Lines of data
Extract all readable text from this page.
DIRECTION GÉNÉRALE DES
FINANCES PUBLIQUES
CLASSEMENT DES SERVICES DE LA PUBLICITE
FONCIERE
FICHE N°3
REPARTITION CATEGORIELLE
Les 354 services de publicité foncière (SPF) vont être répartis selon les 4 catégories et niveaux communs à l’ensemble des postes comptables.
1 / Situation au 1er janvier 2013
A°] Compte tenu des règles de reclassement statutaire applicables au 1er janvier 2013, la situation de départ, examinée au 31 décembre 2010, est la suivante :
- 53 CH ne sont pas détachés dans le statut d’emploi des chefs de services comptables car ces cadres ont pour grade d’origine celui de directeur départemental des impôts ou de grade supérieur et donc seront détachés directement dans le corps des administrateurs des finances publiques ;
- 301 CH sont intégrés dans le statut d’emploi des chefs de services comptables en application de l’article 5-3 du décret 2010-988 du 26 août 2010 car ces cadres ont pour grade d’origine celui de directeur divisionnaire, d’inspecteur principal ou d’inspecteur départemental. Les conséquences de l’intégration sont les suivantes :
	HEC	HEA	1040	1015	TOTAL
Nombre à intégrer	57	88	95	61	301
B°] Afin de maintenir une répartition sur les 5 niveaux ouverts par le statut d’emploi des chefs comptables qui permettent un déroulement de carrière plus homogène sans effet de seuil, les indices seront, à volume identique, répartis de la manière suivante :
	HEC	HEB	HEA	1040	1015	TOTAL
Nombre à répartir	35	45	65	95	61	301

REQUIREMENT >> Return each line in the records that holds the string "Nombre".

TASK OUTPUT >>
Nombre à intégrer	57	88	95	61	301
Nombre à répartir	35	45	65	95	61	301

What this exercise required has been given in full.